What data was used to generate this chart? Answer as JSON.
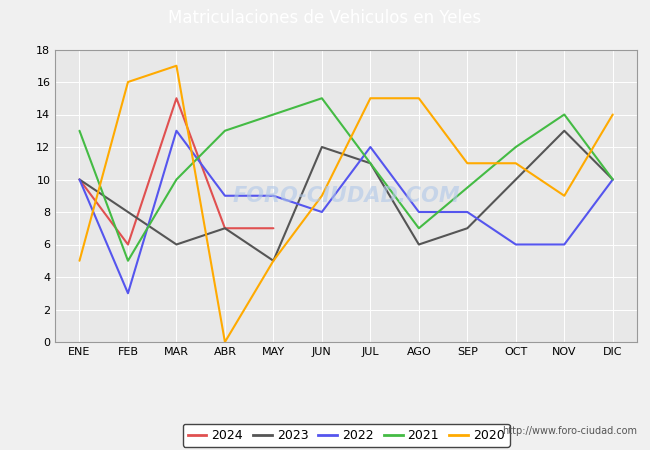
{
  "title": "Matriculaciones de Vehiculos en Yeles",
  "months": [
    "ENE",
    "FEB",
    "MAR",
    "ABR",
    "MAY",
    "JUN",
    "JUL",
    "AGO",
    "SEP",
    "OCT",
    "NOV",
    "DIC"
  ],
  "series": {
    "2024": [
      10,
      6,
      15,
      7,
      7,
      null,
      null,
      null,
      null,
      null,
      null,
      null
    ],
    "2023": [
      10,
      8,
      6,
      7,
      5,
      12,
      11,
      6,
      7,
      null,
      13,
      10
    ],
    "2022": [
      10,
      3,
      13,
      9,
      9,
      8,
      12,
      8,
      8,
      6,
      6,
      10
    ],
    "2021": [
      13,
      5,
      10,
      13,
      null,
      15,
      11,
      7,
      null,
      12,
      14,
      10
    ],
    "2020": [
      5,
      16,
      17,
      0,
      5,
      9,
      15,
      15,
      11,
      11,
      9,
      14
    ]
  },
  "colors": {
    "2024": "#e05050",
    "2023": "#555555",
    "2022": "#5555ee",
    "2021": "#44bb44",
    "2020": "#ffaa00"
  },
  "ylim": [
    0,
    18
  ],
  "yticks": [
    0,
    2,
    4,
    6,
    8,
    10,
    12,
    14,
    16,
    18
  ],
  "plot_bg_color": "#e8e8e8",
  "outer_bg_color": "#f0f0f0",
  "header_color": "#4a90d9",
  "title_color": "white",
  "watermark": "FORO-CIUDAD.COM",
  "url": "http://www.foro-ciudad.com"
}
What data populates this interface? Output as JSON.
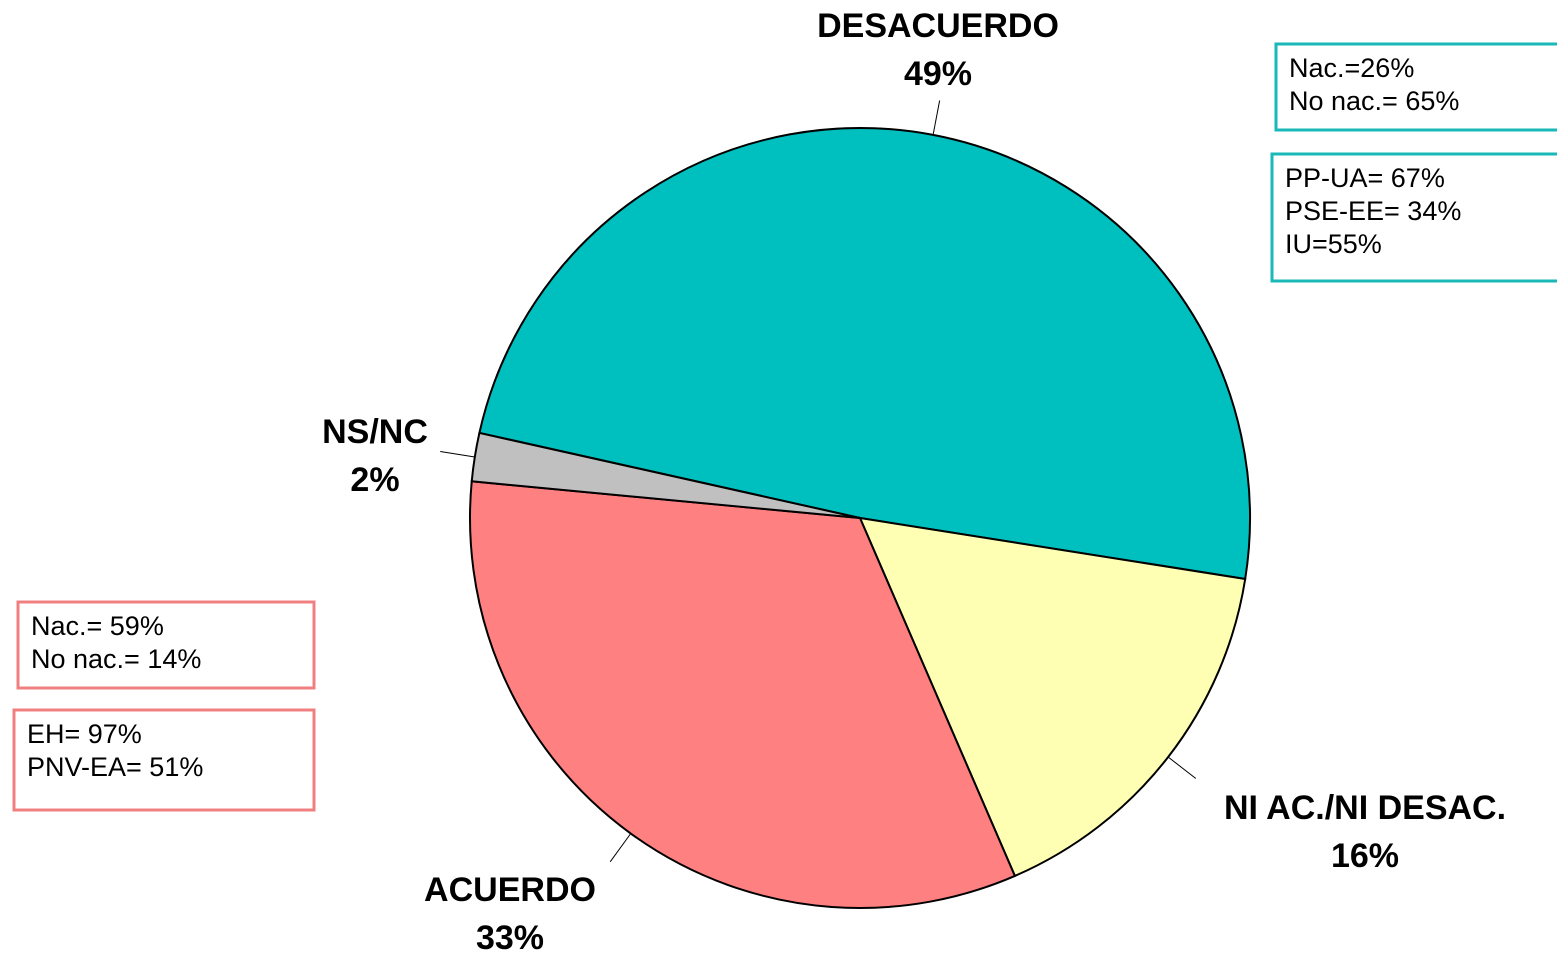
{
  "chart_data": {
    "type": "pie",
    "categories": [
      "DESACUERDO",
      "NI AC./NI DESAC.",
      "ACUERDO",
      "NS/NC"
    ],
    "values": [
      49,
      16,
      33,
      2
    ],
    "value_labels": [
      "49%",
      "16%",
      "33%",
      "2%"
    ],
    "colors": [
      "#00BFBF",
      "#FFFFB3",
      "#FF8080",
      "#C0C0C0"
    ],
    "annotations": [
      {
        "color": "#1AB8B8",
        "lines": [
          "Nac.=26%",
          "No nac.= 65%"
        ]
      },
      {
        "color": "#1AB8B8",
        "lines": [
          "PP-UA= 67%",
          "PSE-EE= 34%",
          "IU=55%"
        ]
      },
      {
        "color": "#F08080",
        "lines": [
          "Nac.= 59%",
          "No nac.= 14%"
        ]
      },
      {
        "color": "#F08080",
        "lines": [
          "EH= 97%",
          "PNV-EA= 51%"
        ]
      }
    ]
  }
}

> **WRITTEN EXERCISE**
Pick out every line holding the string "this" and return it.

> **WRITTEN ANSWER**
What data was used to generate this chart? Answer as JSON.
What data populates this interface? Output as JSON.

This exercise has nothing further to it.